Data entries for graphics
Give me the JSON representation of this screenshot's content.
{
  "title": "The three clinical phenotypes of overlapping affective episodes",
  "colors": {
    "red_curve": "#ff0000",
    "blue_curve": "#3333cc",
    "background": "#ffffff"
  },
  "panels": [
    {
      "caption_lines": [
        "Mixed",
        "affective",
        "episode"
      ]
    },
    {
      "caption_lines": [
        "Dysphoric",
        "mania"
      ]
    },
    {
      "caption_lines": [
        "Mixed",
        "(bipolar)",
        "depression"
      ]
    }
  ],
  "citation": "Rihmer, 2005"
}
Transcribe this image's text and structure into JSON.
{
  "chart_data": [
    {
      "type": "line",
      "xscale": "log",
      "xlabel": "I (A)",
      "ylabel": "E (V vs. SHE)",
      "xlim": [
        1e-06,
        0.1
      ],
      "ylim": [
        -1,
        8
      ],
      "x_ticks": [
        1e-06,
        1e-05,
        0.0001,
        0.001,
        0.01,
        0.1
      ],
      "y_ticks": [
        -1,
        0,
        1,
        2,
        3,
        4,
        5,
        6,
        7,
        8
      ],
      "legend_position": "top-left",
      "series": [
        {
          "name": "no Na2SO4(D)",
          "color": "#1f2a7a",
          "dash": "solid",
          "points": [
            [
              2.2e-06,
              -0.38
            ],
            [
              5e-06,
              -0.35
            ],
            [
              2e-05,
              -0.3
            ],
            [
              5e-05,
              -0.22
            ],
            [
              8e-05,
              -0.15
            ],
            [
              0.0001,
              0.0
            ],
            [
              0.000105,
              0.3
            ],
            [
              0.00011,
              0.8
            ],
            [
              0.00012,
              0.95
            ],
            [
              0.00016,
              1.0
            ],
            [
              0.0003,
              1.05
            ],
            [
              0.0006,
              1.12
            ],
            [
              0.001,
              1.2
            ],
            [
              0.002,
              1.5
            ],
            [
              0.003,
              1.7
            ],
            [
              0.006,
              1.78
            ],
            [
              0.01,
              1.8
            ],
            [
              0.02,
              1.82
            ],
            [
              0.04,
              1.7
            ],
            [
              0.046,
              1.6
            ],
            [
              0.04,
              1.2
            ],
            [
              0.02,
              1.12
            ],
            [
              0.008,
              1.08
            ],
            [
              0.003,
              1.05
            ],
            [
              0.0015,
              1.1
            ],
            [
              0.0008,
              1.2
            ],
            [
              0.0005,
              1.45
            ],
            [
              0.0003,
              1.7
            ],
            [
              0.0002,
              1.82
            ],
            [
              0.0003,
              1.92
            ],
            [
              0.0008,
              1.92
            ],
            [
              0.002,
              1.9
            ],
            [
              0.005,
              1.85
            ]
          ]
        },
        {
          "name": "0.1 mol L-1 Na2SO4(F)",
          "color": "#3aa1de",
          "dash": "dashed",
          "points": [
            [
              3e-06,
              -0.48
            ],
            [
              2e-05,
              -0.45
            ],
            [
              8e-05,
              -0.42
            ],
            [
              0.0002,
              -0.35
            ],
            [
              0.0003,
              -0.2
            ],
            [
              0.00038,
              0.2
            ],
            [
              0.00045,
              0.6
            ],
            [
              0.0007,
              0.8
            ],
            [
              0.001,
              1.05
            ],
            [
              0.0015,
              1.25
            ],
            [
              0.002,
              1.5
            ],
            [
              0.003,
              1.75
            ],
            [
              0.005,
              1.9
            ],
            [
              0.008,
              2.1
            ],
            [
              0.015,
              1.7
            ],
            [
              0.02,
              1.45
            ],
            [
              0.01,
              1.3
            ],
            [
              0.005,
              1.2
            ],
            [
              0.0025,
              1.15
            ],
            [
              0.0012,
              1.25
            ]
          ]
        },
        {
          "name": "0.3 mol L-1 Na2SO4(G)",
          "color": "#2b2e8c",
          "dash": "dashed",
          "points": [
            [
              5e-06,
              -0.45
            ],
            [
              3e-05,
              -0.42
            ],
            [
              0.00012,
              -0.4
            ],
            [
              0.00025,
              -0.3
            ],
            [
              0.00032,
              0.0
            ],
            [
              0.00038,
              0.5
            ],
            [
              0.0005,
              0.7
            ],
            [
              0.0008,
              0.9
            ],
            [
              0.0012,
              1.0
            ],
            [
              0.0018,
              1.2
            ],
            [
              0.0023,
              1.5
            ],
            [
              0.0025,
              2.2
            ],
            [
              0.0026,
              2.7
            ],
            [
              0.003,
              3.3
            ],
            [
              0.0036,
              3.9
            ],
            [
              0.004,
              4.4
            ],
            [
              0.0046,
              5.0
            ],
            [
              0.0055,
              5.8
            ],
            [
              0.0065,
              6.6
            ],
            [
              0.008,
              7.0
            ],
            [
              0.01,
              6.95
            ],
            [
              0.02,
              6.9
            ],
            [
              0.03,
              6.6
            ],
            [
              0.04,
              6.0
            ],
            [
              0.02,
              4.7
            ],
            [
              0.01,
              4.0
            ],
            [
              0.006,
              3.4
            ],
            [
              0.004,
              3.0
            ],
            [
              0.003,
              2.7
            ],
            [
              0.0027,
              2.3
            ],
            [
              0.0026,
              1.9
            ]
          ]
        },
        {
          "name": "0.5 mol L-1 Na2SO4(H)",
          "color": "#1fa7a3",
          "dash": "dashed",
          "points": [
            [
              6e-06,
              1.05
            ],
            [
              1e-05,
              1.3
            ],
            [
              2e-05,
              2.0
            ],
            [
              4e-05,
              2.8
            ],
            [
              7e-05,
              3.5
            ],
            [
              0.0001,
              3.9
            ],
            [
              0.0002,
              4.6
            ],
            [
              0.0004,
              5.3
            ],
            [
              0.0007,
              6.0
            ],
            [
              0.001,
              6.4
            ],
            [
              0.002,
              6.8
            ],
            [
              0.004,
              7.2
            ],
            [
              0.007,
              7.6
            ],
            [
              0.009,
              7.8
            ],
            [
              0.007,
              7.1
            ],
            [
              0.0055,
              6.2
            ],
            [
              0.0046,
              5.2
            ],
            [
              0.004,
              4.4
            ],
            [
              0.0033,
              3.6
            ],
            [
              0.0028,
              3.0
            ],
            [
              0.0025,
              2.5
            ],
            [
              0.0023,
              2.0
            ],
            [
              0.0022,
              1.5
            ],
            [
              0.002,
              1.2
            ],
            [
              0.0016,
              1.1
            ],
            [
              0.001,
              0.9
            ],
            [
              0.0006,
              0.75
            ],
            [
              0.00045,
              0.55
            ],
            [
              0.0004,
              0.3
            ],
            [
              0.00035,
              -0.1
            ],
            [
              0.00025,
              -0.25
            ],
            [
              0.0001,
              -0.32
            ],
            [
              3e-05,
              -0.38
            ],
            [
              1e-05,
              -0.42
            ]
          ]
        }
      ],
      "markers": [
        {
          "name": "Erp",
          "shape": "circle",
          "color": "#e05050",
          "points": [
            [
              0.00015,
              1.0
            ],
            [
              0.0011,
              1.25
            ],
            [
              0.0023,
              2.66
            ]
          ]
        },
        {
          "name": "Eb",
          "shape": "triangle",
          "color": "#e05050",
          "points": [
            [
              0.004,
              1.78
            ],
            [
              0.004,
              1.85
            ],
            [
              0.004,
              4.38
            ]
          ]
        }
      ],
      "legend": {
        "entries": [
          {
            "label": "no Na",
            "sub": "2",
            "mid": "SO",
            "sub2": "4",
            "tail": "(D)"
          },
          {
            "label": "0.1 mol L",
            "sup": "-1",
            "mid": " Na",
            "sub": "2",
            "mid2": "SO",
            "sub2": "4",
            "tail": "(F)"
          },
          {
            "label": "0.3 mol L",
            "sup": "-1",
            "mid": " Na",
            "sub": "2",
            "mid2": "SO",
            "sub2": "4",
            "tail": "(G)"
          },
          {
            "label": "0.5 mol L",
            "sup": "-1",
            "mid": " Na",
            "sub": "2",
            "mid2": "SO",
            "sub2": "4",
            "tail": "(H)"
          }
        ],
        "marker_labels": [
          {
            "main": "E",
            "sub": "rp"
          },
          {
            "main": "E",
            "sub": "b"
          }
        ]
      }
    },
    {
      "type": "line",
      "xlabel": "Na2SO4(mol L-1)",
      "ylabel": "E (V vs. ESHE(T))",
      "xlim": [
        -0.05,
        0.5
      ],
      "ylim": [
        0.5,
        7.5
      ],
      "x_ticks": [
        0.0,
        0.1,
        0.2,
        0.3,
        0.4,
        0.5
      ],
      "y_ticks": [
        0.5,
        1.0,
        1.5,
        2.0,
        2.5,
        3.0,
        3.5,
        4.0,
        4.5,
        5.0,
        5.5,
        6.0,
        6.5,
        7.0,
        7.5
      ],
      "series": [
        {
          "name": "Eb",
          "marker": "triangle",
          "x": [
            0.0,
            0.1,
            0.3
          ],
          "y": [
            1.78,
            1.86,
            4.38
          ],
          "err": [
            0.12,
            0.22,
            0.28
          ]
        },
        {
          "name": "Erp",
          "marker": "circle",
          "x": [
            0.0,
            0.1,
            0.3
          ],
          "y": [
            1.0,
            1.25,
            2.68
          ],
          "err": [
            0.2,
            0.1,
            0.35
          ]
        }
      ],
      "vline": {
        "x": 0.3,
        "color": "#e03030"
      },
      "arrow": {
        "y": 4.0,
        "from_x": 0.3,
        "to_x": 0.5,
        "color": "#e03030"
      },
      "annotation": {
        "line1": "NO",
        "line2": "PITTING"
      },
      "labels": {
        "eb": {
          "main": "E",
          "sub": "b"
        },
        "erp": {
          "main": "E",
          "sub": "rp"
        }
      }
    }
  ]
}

* _Exercise_
Say only how many lines in the records carry the word "name".

* _Solution for this task_
8